■ **WHAT YOU NEED TO DO**
Reproduce the entries from the beginning through the line that contains "data-label: 3,2 xyxy=(837,191,865,210)", swapping "jun" for "junio" and leaving everything else the same.

■ **INPUT RECORDS**

════════════════════

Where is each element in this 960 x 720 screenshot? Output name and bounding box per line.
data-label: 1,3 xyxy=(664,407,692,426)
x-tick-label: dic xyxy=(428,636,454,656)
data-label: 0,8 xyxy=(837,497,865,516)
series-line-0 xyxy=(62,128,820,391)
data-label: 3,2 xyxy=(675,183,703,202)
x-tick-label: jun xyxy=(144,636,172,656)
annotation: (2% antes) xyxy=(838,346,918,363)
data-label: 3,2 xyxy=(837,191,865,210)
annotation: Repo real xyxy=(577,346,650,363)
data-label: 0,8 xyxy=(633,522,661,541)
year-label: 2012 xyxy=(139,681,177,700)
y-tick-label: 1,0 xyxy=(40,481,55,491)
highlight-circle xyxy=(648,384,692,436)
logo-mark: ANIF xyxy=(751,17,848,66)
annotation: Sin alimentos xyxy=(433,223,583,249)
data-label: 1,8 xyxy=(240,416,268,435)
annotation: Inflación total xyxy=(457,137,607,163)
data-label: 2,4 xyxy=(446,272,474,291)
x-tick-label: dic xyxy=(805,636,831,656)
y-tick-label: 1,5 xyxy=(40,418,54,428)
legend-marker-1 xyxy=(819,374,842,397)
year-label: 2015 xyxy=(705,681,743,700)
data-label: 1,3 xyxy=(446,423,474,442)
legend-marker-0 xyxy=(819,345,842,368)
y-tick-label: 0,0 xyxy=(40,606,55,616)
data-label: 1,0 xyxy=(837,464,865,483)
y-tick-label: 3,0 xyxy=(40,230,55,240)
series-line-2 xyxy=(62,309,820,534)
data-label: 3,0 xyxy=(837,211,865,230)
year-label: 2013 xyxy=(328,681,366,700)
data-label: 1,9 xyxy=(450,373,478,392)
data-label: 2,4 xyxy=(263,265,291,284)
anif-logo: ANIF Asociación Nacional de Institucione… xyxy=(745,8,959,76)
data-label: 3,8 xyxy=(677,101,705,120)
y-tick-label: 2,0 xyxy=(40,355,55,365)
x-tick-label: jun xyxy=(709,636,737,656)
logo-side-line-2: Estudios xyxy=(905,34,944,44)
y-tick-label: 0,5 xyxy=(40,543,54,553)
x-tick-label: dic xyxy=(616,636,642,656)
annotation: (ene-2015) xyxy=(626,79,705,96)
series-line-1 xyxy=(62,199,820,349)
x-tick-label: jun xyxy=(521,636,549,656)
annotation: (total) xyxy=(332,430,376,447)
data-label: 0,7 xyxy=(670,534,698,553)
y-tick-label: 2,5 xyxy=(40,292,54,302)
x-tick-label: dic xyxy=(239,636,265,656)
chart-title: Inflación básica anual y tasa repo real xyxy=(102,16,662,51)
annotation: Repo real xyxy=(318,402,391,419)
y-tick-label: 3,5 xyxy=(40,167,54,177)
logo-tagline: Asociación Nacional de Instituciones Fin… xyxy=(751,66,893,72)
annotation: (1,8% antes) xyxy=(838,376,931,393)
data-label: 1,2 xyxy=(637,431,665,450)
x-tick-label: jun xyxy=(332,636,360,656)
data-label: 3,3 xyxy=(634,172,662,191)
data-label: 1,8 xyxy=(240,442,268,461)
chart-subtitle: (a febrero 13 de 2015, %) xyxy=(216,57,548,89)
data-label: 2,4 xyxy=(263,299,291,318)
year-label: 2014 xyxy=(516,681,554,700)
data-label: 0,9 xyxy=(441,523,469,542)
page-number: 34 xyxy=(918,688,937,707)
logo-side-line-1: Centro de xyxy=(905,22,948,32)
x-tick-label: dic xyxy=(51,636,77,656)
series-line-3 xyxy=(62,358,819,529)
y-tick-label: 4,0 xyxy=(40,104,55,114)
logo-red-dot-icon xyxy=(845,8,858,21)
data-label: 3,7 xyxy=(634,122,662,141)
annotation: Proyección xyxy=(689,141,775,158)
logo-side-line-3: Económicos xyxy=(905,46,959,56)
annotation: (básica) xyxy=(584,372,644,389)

════════════════════

■ **REPLY TO THE TASK**
Where is each element in this 960 x 720 screenshot? Output name and bounding box per line.
data-label: 1,3 xyxy=(664,407,692,426)
x-tick-label: dic xyxy=(428,636,454,656)
data-label: 0,8 xyxy=(837,497,865,516)
series-line-0 xyxy=(62,128,820,391)
data-label: 3,2 xyxy=(675,183,703,202)
x-tick-label: junio xyxy=(144,636,172,656)
annotation: (2% antes) xyxy=(838,346,918,363)
data-label: 3,2 xyxy=(837,191,865,210)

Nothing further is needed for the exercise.